TAREAS —
**1.** Responda, según el texto sobre la remilitarización:
(a) ¿En qué tres ámbitos se manifiestan los efectos de poder del discurso?
(b) ¿Qué idea se ha introducido en el imaginario social?
(c) ¿Qué institución se ha consolidado como la única capaz de salvar la democracia?
**2.** Enumere todos los grupos que el texto sobre la remilitarización presenta como los nuevos enemigos de la democracia.
**3.** Reproduzca el fragmento del texto sobre la remilitarización que va desde "Esta remilitarización se" hasta "y los extorsionadores.".

---------- TEXTO FUENTE ----------

Esta remilitarización se ha sustentado en un discurso cuyos efectos de poder se manifiestan en la asignación presupuestaria, en la remodelación de la normativa e institucionalidad para adaptarla a la lógica militar y en la construcción de una opinión pública favorable a la cultura militarista. De esta manera, se ha introducido en el imaginario social la idea de que el despliegue militar en las calles es la vía democráticamente idónea para combatir la violencia y la criminalidad, lo cual ha servido como marco legitimador de la práctica militarista y su aceptación social, y de la consolidación de las Fuerzas Armadas como la única institución capaz de salvar la democracia y nuestro modo de vida de sus nuevos enemigos: los narcos, los mareros, los sicarios y los extorsionadores.

---------- DATOS DISPONIBLES ----------

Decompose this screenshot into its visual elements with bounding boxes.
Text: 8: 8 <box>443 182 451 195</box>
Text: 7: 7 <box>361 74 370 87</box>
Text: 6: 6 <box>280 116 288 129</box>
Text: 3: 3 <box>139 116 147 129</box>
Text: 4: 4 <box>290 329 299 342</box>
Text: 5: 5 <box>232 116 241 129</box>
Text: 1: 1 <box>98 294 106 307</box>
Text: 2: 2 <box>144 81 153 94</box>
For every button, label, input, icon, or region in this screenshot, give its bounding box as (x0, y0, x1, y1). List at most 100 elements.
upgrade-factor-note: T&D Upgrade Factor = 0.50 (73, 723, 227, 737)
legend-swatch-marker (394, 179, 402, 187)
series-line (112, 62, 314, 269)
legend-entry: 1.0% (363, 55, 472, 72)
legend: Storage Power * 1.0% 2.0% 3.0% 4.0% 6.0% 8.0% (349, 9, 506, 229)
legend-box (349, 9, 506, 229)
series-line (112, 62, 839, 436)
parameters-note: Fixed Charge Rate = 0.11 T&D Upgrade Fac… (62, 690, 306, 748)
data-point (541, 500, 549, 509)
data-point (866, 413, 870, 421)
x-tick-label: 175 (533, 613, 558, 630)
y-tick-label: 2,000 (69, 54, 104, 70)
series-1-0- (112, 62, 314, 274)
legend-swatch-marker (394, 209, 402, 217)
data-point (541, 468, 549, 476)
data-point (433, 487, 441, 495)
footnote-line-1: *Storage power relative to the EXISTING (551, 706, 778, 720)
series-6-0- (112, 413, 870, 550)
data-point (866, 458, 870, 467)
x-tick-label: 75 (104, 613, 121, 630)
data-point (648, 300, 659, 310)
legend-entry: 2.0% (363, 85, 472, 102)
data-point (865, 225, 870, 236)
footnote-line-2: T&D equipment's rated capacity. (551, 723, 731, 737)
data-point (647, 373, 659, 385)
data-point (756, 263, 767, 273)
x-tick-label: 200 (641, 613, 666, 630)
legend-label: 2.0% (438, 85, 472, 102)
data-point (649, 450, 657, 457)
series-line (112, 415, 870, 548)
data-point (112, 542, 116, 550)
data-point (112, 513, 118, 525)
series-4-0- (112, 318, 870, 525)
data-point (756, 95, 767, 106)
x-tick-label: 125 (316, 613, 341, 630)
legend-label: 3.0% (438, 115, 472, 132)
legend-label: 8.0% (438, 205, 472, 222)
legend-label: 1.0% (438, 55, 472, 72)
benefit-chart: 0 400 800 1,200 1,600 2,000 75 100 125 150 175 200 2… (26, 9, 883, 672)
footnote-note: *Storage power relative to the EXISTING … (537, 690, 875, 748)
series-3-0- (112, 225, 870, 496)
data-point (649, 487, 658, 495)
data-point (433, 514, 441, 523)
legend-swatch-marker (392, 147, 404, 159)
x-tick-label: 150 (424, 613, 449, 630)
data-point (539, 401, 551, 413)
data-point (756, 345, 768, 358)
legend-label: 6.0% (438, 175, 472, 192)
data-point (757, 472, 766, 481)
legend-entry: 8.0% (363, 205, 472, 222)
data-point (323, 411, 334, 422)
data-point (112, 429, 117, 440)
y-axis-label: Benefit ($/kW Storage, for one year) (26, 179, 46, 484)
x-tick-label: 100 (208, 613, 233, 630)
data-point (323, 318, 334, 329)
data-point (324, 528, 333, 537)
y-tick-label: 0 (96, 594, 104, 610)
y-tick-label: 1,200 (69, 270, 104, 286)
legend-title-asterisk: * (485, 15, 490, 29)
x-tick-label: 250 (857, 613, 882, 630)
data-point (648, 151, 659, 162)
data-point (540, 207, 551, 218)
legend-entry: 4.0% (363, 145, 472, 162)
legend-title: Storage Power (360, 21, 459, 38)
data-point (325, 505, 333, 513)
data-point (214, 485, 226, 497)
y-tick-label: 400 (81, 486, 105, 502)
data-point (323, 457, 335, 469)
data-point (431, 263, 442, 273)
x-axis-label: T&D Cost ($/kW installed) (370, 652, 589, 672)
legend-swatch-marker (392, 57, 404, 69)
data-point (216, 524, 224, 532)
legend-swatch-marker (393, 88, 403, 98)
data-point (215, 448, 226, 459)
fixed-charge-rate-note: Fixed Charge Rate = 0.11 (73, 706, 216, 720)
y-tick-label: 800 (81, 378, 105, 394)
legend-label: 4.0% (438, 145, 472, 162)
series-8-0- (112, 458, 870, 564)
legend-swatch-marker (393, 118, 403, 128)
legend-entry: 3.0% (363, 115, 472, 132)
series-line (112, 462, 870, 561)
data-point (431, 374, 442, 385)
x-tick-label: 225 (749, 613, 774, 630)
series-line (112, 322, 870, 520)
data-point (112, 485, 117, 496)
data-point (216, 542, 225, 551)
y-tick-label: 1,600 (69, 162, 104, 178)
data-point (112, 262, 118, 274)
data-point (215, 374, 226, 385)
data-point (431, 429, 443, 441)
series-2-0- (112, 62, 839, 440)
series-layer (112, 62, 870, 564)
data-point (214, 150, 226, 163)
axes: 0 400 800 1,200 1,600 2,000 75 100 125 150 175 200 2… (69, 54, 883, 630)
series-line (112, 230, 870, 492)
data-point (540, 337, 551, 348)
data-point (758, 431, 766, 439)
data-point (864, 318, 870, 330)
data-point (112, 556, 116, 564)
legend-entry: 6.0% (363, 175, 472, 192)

----------

SOLUCIONES DE EJERCICIOS —
**1.**
(a) En la asignación presupuestaria, en la remodelación de la normativa e institucionalidad para adaptarla a la lógica militar y en la construcción de una opinión pública favorable a la cultura militarista.
(b) La idea de que el despliegue militar en las calles es la vía democráticamente idónea para combatir la violencia y la criminalidad.
(c) Las Fuerzas Armadas.

**2.** Los narcos, los mareros, los sicarios y los extorsionadores.

**3.**
Esta remilitarización se ha sustentado en un discurso cuyos efectos de poder se manifiestan en la asignación presupuestaria, en la remodelación de la normativa e institucionalidad para adaptarla a la lógica militar y en la construcción de una opinión pública favorable a la cultura militarista. De esta manera, se ha introducido en el imaginario social la idea de que el despliegue militar en las calles es la vía democráticamente idónea para combatir la violencia y la criminalidad, lo cual ha servido como marco legitimador de la práctica militarista y su aceptación social, y de la consolidación de las Fuerzas Armadas como la única institución capaz de salvar la democracia y nuestro modo de vida de sus nuevos enemigos: los narcos, los mareros, los sicarios y los extorsionadores.